# [Goal]
Every entry that follows should be repeated exactly; drop the images.

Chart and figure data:
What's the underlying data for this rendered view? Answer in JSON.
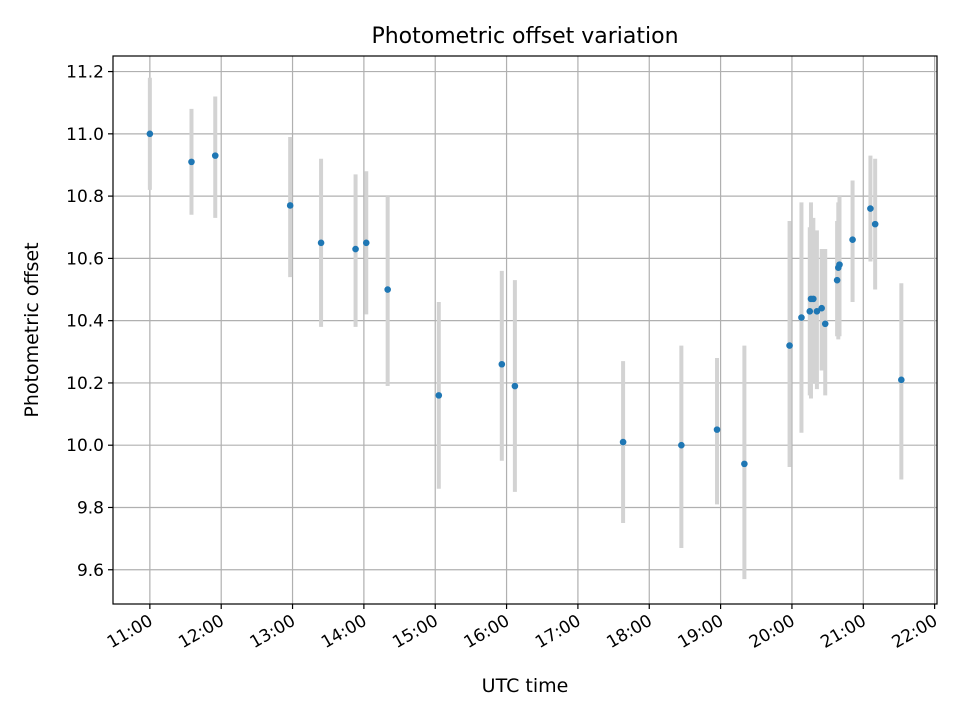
{
  "chart_data": {
    "type": "scatter",
    "title": "Photometric offset variation",
    "xlabel": "UTC time",
    "ylabel": "Photometric offset",
    "x_unit": "UTC time (HH:MM)",
    "xlim": [
      "10:29",
      "22:02"
    ],
    "ylim": [
      9.49,
      11.25
    ],
    "xticks": [
      "11:00",
      "12:00",
      "13:00",
      "14:00",
      "15:00",
      "16:00",
      "17:00",
      "18:00",
      "19:00",
      "20:00",
      "21:00",
      "22:00"
    ],
    "yticks": [
      "9.6",
      "9.8",
      "10.0",
      "10.2",
      "10.4",
      "10.6",
      "10.8",
      "11.0",
      "11.2"
    ],
    "grid": true,
    "colors": {
      "point": "#1f77b4",
      "errorbar": "#d3d3d3",
      "grid": "#b0b0b0"
    },
    "series": [
      {
        "points": [
          {
            "x": "11:00",
            "y": 11.0,
            "ylow": 10.82,
            "yhigh": 11.18
          },
          {
            "x": "11:35",
            "y": 10.91,
            "ylow": 10.74,
            "yhigh": 11.08
          },
          {
            "x": "11:55",
            "y": 10.93,
            "ylow": 10.73,
            "yhigh": 11.12
          },
          {
            "x": "12:58",
            "y": 10.77,
            "ylow": 10.54,
            "yhigh": 10.99
          },
          {
            "x": "13:24",
            "y": 10.65,
            "ylow": 10.38,
            "yhigh": 10.92
          },
          {
            "x": "13:53",
            "y": 10.63,
            "ylow": 10.38,
            "yhigh": 10.87
          },
          {
            "x": "14:02",
            "y": 10.65,
            "ylow": 10.42,
            "yhigh": 10.88
          },
          {
            "x": "14:20",
            "y": 10.5,
            "ylow": 10.19,
            "yhigh": 10.8
          },
          {
            "x": "15:03",
            "y": 10.16,
            "ylow": 9.86,
            "yhigh": 10.46
          },
          {
            "x": "15:56",
            "y": 10.26,
            "ylow": 9.95,
            "yhigh": 10.56
          },
          {
            "x": "16:07",
            "y": 10.19,
            "ylow": 9.85,
            "yhigh": 10.53
          },
          {
            "x": "17:38",
            "y": 10.01,
            "ylow": 9.75,
            "yhigh": 10.27
          },
          {
            "x": "18:27",
            "y": 10.0,
            "ylow": 9.67,
            "yhigh": 10.32
          },
          {
            "x": "18:57",
            "y": 10.05,
            "ylow": 9.81,
            "yhigh": 10.28
          },
          {
            "x": "19:20",
            "y": 9.94,
            "ylow": 9.57,
            "yhigh": 10.32
          },
          {
            "x": "19:58",
            "y": 10.32,
            "ylow": 9.93,
            "yhigh": 10.72
          },
          {
            "x": "20:08",
            "y": 10.41,
            "ylow": 10.04,
            "yhigh": 10.78
          },
          {
            "x": "20:15",
            "y": 10.43,
            "ylow": 10.16,
            "yhigh": 10.7
          },
          {
            "x": "20:16",
            "y": 10.47,
            "ylow": 10.15,
            "yhigh": 10.78
          },
          {
            "x": "20:18",
            "y": 10.47,
            "ylow": 10.2,
            "yhigh": 10.73
          },
          {
            "x": "20:21",
            "y": 10.43,
            "ylow": 10.18,
            "yhigh": 10.69
          },
          {
            "x": "20:25",
            "y": 10.44,
            "ylow": 10.24,
            "yhigh": 10.63
          },
          {
            "x": "20:28",
            "y": 10.39,
            "ylow": 10.16,
            "yhigh": 10.63
          },
          {
            "x": "20:38",
            "y": 10.53,
            "ylow": 10.35,
            "yhigh": 10.72
          },
          {
            "x": "20:39",
            "y": 10.57,
            "ylow": 10.34,
            "yhigh": 10.78
          },
          {
            "x": "20:40",
            "y": 10.58,
            "ylow": 10.35,
            "yhigh": 10.8
          },
          {
            "x": "20:51",
            "y": 10.66,
            "ylow": 10.46,
            "yhigh": 10.85
          },
          {
            "x": "21:06",
            "y": 10.76,
            "ylow": 10.59,
            "yhigh": 10.93
          },
          {
            "x": "21:10",
            "y": 10.71,
            "ylow": 10.5,
            "yhigh": 10.92
          },
          {
            "x": "21:32",
            "y": 10.21,
            "ylow": 9.89,
            "yhigh": 10.52
          }
        ]
      }
    ]
  }
}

# [Result of this exercise]
What's the underlying data for this rendered view? Answer in JSON.
{
  "chart_data": {
    "type": "scatter",
    "title": "Photometric offset variation",
    "xlabel": "UTC time",
    "ylabel": "Photometric offset",
    "x_unit": "UTC time (HH:MM)",
    "xlim": [
      "10:29",
      "22:02"
    ],
    "ylim": [
      9.49,
      11.25
    ],
    "xticks": [
      "11:00",
      "12:00",
      "13:00",
      "14:00",
      "15:00",
      "16:00",
      "17:00",
      "18:00",
      "19:00",
      "20:00",
      "21:00",
      "22:00"
    ],
    "yticks": [
      "9.6",
      "9.8",
      "10.0",
      "10.2",
      "10.4",
      "10.6",
      "10.8",
      "11.0",
      "11.2"
    ],
    "grid": true,
    "colors": {
      "point": "#1f77b4",
      "errorbar": "#d3d3d3",
      "grid": "#b0b0b0"
    },
    "series": [
      {
        "points": [
          {
            "x": "11:00",
            "y": 11.0,
            "ylow": 10.82,
            "yhigh": 11.18
          },
          {
            "x": "11:35",
            "y": 10.91,
            "ylow": 10.74,
            "yhigh": 11.08
          },
          {
            "x": "11:55",
            "y": 10.93,
            "ylow": 10.73,
            "yhigh": 11.12
          },
          {
            "x": "12:58",
            "y": 10.77,
            "ylow": 10.54,
            "yhigh": 10.99
          },
          {
            "x": "13:24",
            "y": 10.65,
            "ylow": 10.38,
            "yhigh": 10.92
          },
          {
            "x": "13:53",
            "y": 10.63,
            "ylow": 10.38,
            "yhigh": 10.87
          },
          {
            "x": "14:02",
            "y": 10.65,
            "ylow": 10.42,
            "yhigh": 10.88
          },
          {
            "x": "14:20",
            "y": 10.5,
            "ylow": 10.19,
            "yhigh": 10.8
          },
          {
            "x": "15:03",
            "y": 10.16,
            "ylow": 9.86,
            "yhigh": 10.46
          },
          {
            "x": "15:56",
            "y": 10.26,
            "ylow": 9.95,
            "yhigh": 10.56
          },
          {
            "x": "16:07",
            "y": 10.19,
            "ylow": 9.85,
            "yhigh": 10.53
          },
          {
            "x": "17:38",
            "y": 10.01,
            "ylow": 9.75,
            "yhigh": 10.27
          },
          {
            "x": "18:27",
            "y": 10.0,
            "ylow": 9.67,
            "yhigh": 10.32
          },
          {
            "x": "18:57",
            "y": 10.05,
            "ylow": 9.81,
            "yhigh": 10.28
          },
          {
            "x": "19:20",
            "y": 9.94,
            "ylow": 9.57,
            "yhigh": 10.32
          },
          {
            "x": "19:58",
            "y": 10.32,
            "ylow": 9.93,
            "yhigh": 10.72
          },
          {
            "x": "20:08",
            "y": 10.41,
            "ylow": 10.04,
            "yhigh": 10.78
          },
          {
            "x": "20:15",
            "y": 10.43,
            "ylow": 10.16,
            "yhigh": 10.7
          },
          {
            "x": "20:16",
            "y": 10.47,
            "ylow": 10.15,
            "yhigh": 10.78
          },
          {
            "x": "20:18",
            "y": 10.47,
            "ylow": 10.2,
            "yhigh": 10.73
          },
          {
            "x": "20:21",
            "y": 10.43,
            "ylow": 10.18,
            "yhigh": 10.69
          },
          {
            "x": "20:25",
            "y": 10.44,
            "ylow": 10.24,
            "yhigh": 10.63
          },
          {
            "x": "20:28",
            "y": 10.39,
            "ylow": 10.16,
            "yhigh": 10.63
          },
          {
            "x": "20:38",
            "y": 10.53,
            "ylow": 10.35,
            "yhigh": 10.72
          },
          {
            "x": "20:39",
            "y": 10.57,
            "ylow": 10.34,
            "yhigh": 10.78
          },
          {
            "x": "20:40",
            "y": 10.58,
            "ylow": 10.35,
            "yhigh": 10.8
          },
          {
            "x": "20:51",
            "y": 10.66,
            "ylow": 10.46,
            "yhigh": 10.85
          },
          {
            "x": "21:06",
            "y": 10.76,
            "ylow": 10.59,
            "yhigh": 10.93
          },
          {
            "x": "21:10",
            "y": 10.71,
            "ylow": 10.5,
            "yhigh": 10.92
          },
          {
            "x": "21:32",
            "y": 10.21,
            "ylow": 9.89,
            "yhigh": 10.52
          }
        ]
      }
    ]
  }
}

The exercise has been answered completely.